TASK: Rewrite every line of the material below as a numbered list, skipping any blank lines. Leave the picture out of your answer.

INPUT DATA:
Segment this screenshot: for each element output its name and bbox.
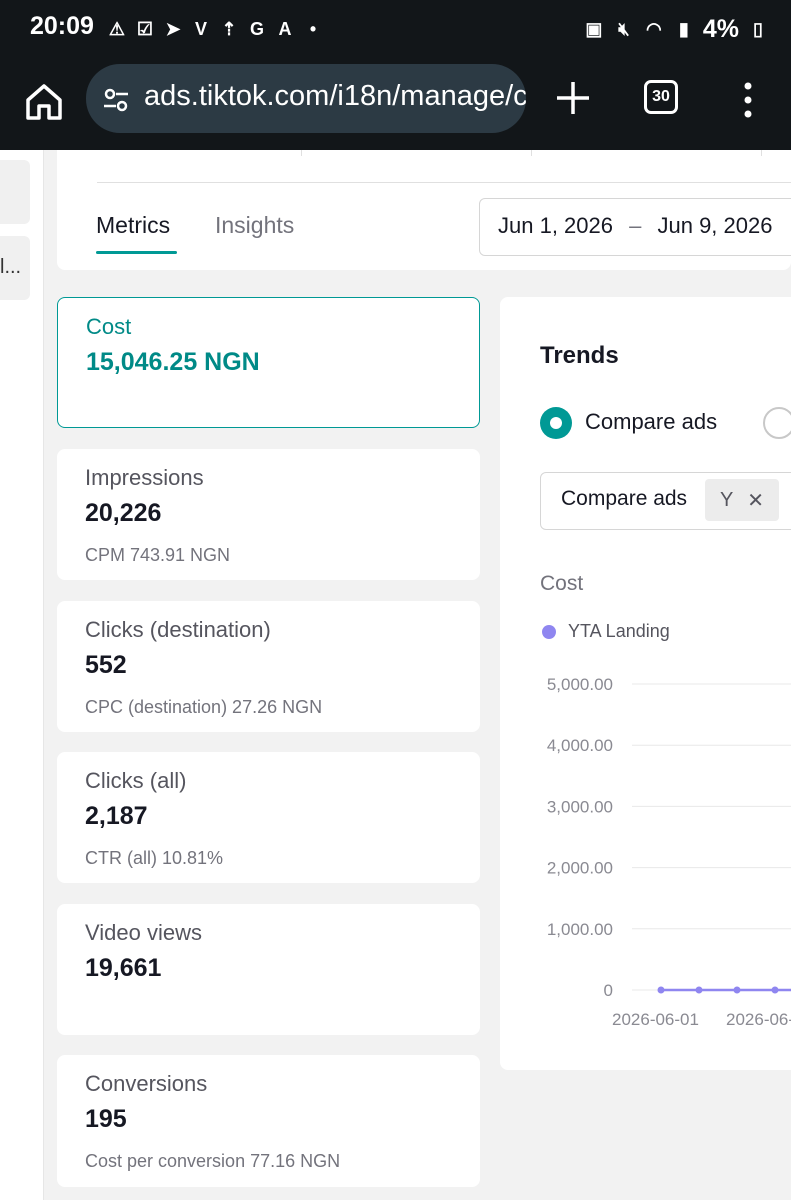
metric-value: 195 (85, 1105, 127, 1133)
new-tab-icon[interactable] (553, 78, 593, 118)
legend-label[interactable]: YTA Landing (568, 621, 670, 641)
divider (761, 150, 762, 156)
metric-sub: Cost per conversion 77.16 NGN (85, 1151, 341, 1171)
y-tick-label: 5,000.00 (547, 675, 613, 694)
data-point[interactable] (657, 986, 665, 994)
tab-metrics[interactable]: Metrics (96, 212, 171, 238)
overflow-menu-icon[interactable] (736, 78, 760, 122)
metric-value: 20,226 (85, 499, 162, 527)
trends-title: Trends (540, 342, 619, 369)
other-radio[interactable] (763, 407, 791, 439)
tab-insights[interactable]: Insights (215, 212, 295, 238)
metric-label: Cost (86, 314, 132, 339)
metric-card-video-views[interactable]: Video views 19,661 (57, 904, 480, 1035)
metric-card-clicks-all[interactable]: Clicks (all) 2,187 CTR (all) 10.81% (57, 752, 480, 883)
metric-label: Conversions (85, 1071, 208, 1096)
metric-sub: CTR (all) 10.81% (85, 848, 224, 868)
site-settings-icon[interactable] (102, 86, 130, 114)
header-card: Metrics Insights Jun 1, 2026 – Jun 9, 20… (57, 150, 791, 270)
rail-item[interactable] (0, 160, 30, 224)
metric-value: 552 (85, 651, 127, 679)
x-tick-label: 2026-06-0 (726, 1010, 791, 1029)
metric-card-clicks-destination[interactable]: Clicks (destination) 552 CPC (destinatio… (57, 601, 480, 732)
y-tick-label: 3,000.00 (547, 797, 613, 816)
metric-card-cost[interactable]: Cost 15,046.25 NGN (57, 297, 480, 428)
date-range-picker[interactable]: Jun 1, 2026 – Jun 9, 2026 (479, 198, 791, 256)
date-range-text: Jun 1, 2026 – Jun 9, 2026 (498, 213, 772, 239)
mute-icon: 🔇︎ (618, 18, 630, 39)
metric-label: Clicks (all) (85, 768, 187, 793)
wifi-icon: ◠ (646, 18, 662, 39)
cost-line-chart: 5,000.00 4,000.00 3,000.00 2,000.00 1,000.00… (547, 675, 791, 1029)
status-bar: 20:09 ⚠ ☑ ➤ V ⇡ G A • ▣ 🔇︎ ◠ ▮ 4% ▯ (0, 0, 791, 58)
dot-icon: • (309, 18, 317, 39)
battery-icon: ▯ (753, 18, 763, 39)
warning-icon: ⚠ (108, 18, 126, 39)
notification-icons: ⚠ ☑ ➤ V ⇡ G A • (106, 12, 324, 46)
divider (97, 182, 791, 183)
metric-label: Clicks (destination) (85, 617, 271, 642)
url-text: ads.tiktok.com/i18n/manage/c (144, 80, 526, 112)
upload-icon: ⇡ (221, 18, 237, 39)
signal-icon: ▮ (678, 18, 689, 39)
address-bar[interactable]: ads.tiktok.com/i18n/manage/c (86, 64, 526, 133)
compare-ads-radio[interactable] (540, 407, 572, 439)
system-icons: ▣ 🔇︎ ◠ ▮ 4% ▯ (583, 12, 769, 46)
ar-app-icon: A (278, 18, 292, 39)
metric-sub: CPC (destination) 27.26 NGN (85, 697, 323, 717)
telegram-icon: ➤ (165, 18, 181, 39)
metric-value: 15,046.25 NGN (86, 348, 260, 376)
legend-dot (542, 625, 556, 639)
y-tick-label: 4,000.00 (547, 736, 613, 755)
selected-ad-chip: Y ✕ (705, 479, 779, 521)
browser-toolbar: ads.tiktok.com/i18n/manage/c 30 (0, 58, 791, 150)
chip-label: Y (719, 488, 734, 511)
compare-ads-select-label: Compare ads (561, 487, 688, 510)
divider (531, 150, 532, 156)
g-app-icon: G (249, 18, 264, 39)
metric-value: 19,661 (85, 954, 162, 982)
metric-card-conversions[interactable]: Conversions 195 Cost per conversion 77.1… (57, 1055, 480, 1187)
data-point[interactable] (695, 986, 703, 994)
checkbox-icon: ☑ (136, 18, 154, 39)
rail-item[interactable] (0, 236, 30, 300)
metric-label: Impressions (85, 465, 204, 490)
v-app-icon: V (194, 18, 207, 39)
compare-ads-radio-label[interactable]: Compare ads (585, 409, 718, 434)
tab-switcher-button[interactable]: 30 (644, 80, 678, 114)
left-rail (0, 150, 44, 1200)
battery-percent: 4% (702, 14, 739, 43)
folder-icon: ▣ (585, 18, 603, 39)
y-tick-label: 1,000.00 (547, 920, 613, 939)
data-point[interactable] (771, 986, 779, 994)
metric-value: 2,187 (85, 802, 148, 830)
rail-truncated-label: l... (0, 256, 22, 278)
chart-title: Cost (540, 572, 584, 595)
compare-ads-select[interactable]: Compare ads Y ✕ (540, 472, 791, 530)
x-tick-label: 2026-06-01 (612, 1010, 699, 1029)
date-end: Jun 9, 2026 (657, 213, 773, 238)
divider (301, 150, 302, 156)
trends-panel: Trends Compare ads Compare ads Y ✕ Cost … (500, 297, 791, 1070)
home-icon[interactable] (22, 80, 66, 124)
y-tick-label: 0 (604, 981, 613, 1000)
metric-label: Video views (85, 920, 202, 945)
remove-chip-icon[interactable]: ✕ (747, 489, 765, 512)
active-tab-indicator (96, 251, 177, 254)
date-separator: – (629, 213, 642, 238)
status-time: 20:09 (30, 12, 94, 40)
metric-card-impressions[interactable]: Impressions 20,226 CPM 743.91 NGN (57, 449, 480, 580)
date-start: Jun 1, 2026 (498, 213, 613, 238)
metric-sub: CPM 743.91 NGN (85, 545, 231, 565)
data-point[interactable] (733, 986, 741, 994)
y-tick-label: 2,000.00 (547, 859, 613, 878)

TASK OUTPUT:
1. Segment this screenshot: for each element output its name and bbox.
2. metric-value: 195 (85, 1105, 127, 1133)
3. new-tab-icon[interactable] (553, 78, 593, 118)
4. legend-label[interactable]: YTA Landing (568, 621, 670, 641)
5. divider (761, 150, 762, 156)
6. metric-sub: Cost per conversion 77.16 NGN (85, 1151, 341, 1171)
7. y-tick-label: 5,000.00 (547, 675, 613, 694)
8. data-point[interactable] (657, 986, 665, 994)
9. tab-metrics[interactable]: Metrics (96, 212, 171, 238)
10. overflow-menu-icon[interactable] (736, 78, 760, 122)
11. metric-value: 20,226 (85, 499, 162, 527)
12. trends-title: Trends (540, 342, 619, 369)
13. other-radio[interactable] (763, 407, 791, 439)
14. tab-insights[interactable]: Insights (215, 212, 295, 238)
15. metric-label: Cost (86, 314, 132, 339)
16. metric-card-video-views[interactable]: Video views 19,661 (57, 904, 480, 1035)
17. metric-card-clicks-all[interactable]: Clicks (all) 2,187 CTR (all) 10.81% (57, 752, 480, 883)
18. metric-label: Conversions (85, 1071, 208, 1096)
19. metric-sub: CTR (all) 10.81% (85, 848, 224, 868)
20. site-settings-icon[interactable] (102, 86, 130, 114)
21. header-card: Metrics Insights Jun 1, 2026 – Jun 9, 20… (57, 150, 791, 270)
22. rail-item[interactable] (0, 160, 30, 224)
23. metric-value: 552 (85, 651, 127, 679)
24. x-tick-label: 2026-06-0 (726, 1010, 791, 1029)
25. metric-card-clicks-destination[interactable]: Clicks (destination) 552 CPC (destinatio… (57, 601, 480, 732)
26. y-tick-label: 3,000.00 (547, 797, 613, 816)
27. metric-card-cost[interactable]: Cost 15,046.25 NGN (57, 297, 480, 428)
28. date-range-picker[interactable]: Jun 1, 2026 – Jun 9, 2026 (479, 198, 791, 256)
29. date-range-text: Jun 1, 2026 – Jun 9, 2026 (498, 213, 772, 239)
30. mute-icon: 🔇︎ (618, 18, 630, 39)
31. metric-label: Clicks (all) (85, 768, 187, 793)
32. wifi-icon: ◠ (646, 18, 662, 39)
33. cost-line-chart: 5,000.00 4,000.00 3,000.00 2,000.00 1,000.00… (547, 675, 791, 1029)
34. status-bar: 20:09 ⚠ ☑ ➤ V ⇡ G A • ▣ 🔇︎ ◠ ▮ 4% ▯ (0, 0, 791, 58)
35. dot-icon: • (309, 18, 317, 39)
36. battery-icon: ▯ (753, 18, 763, 39)
37. warning-icon: ⚠ (108, 18, 126, 39)
38. notification-icons: ⚠ ☑ ➤ V ⇡ G A • (106, 12, 324, 46)
39. divider (97, 182, 791, 183)
40. metric-label: Clicks (destination) (85, 617, 271, 642)
41. url-text: ads.tiktok.com/i18n/manage/c (144, 80, 526, 112)
42. upload-icon: ⇡ (221, 18, 237, 39)
43. signal-icon: ▮ (678, 18, 689, 39)
44. address-bar[interactable]: ads.tiktok.com/i18n/manage/c (86, 64, 526, 133)
45. compare-ads-radio[interactable] (540, 407, 572, 439)
46. system-icons: ▣ 🔇︎ ◠ ▮ 4% ▯ (583, 12, 769, 46)
47. ar-app-icon: A (278, 18, 292, 39)
48. metric-sub: CPC (destination) 27.26 NGN (85, 697, 323, 717)
49. telegram-icon: ➤ (165, 18, 181, 39)
50. metric-value: 15,046.25 NGN (86, 348, 260, 376)
51. legend-dot (542, 625, 556, 639)
52. y-tick-label: 4,000.00 (547, 736, 613, 755)
53. selected-ad-chip: Y ✕ (705, 479, 779, 521)
54. browser-toolbar: ads.tiktok.com/i18n/manage/c 30 (0, 58, 791, 150)
55. chip-label: Y (719, 488, 734, 511)
56. compare-ads-select-label: Compare ads (561, 487, 688, 510)
57. divider (531, 150, 532, 156)
58. g-app-icon: G (249, 18, 264, 39)
59. metric-value: 19,661 (85, 954, 162, 982)
60. metric-card-conversions[interactable]: Conversions 195 Cost per conversion 77.1… (57, 1055, 480, 1187)
61. data-point[interactable] (695, 986, 703, 994)
62. checkbox-icon: ☑ (136, 18, 154, 39)
63. rail-item[interactable] (0, 236, 30, 300)
64. metric-label: Impressions (85, 465, 204, 490)
65. v-app-icon: V (194, 18, 207, 39)
66. compare-ads-radio-label[interactable]: Compare ads (585, 409, 718, 434)
67. tab-switcher-button[interactable]: 30 (644, 80, 678, 114)
68. left-rail (0, 150, 44, 1200)
69. battery-percent: 4% (702, 14, 739, 43)
70. folder-icon: ▣ (585, 18, 603, 39)
71. y-tick-label: 1,000.00 (547, 920, 613, 939)
72. data-point[interactable] (771, 986, 779, 994)
73. metric-value: 2,187 (85, 802, 148, 830)
74. rail-truncated-label: l... (0, 256, 22, 278)
75. chart-title: Cost (540, 572, 584, 595)
76. compare-ads-select[interactable]: Compare ads Y ✕ (540, 472, 791, 530)
77. x-tick-label: 2026-06-01 (612, 1010, 699, 1029)
78. date-end: Jun 9, 2026 (657, 213, 773, 238)
79. divider (301, 150, 302, 156)
80. trends-panel: Trends Compare ads Compare ads Y ✕ Cost … (500, 297, 791, 1070)
81. home-icon[interactable] (22, 80, 66, 124)
82. y-tick-label: 0 (604, 981, 613, 1000)
83. metric-label: Video views (85, 920, 202, 945)
84. remove-chip-icon[interactable]: ✕ (747, 489, 765, 512)
85. active-tab-indicator (96, 251, 177, 254)
86. date-separator: – (629, 213, 642, 238)
87. status-time: 20:09 (30, 12, 94, 40)
88. metric-card-impressions[interactable]: Impressions 20,226 CPM 743.91 NGN (57, 449, 480, 580)
89. date-start: Jun 1, 2026 (498, 213, 613, 238)
90. metric-sub: CPM 743.91 NGN (85, 545, 231, 565)
91. data-point[interactable] (733, 986, 741, 994)
92. y-tick-label: 2,000.00 (547, 859, 613, 878)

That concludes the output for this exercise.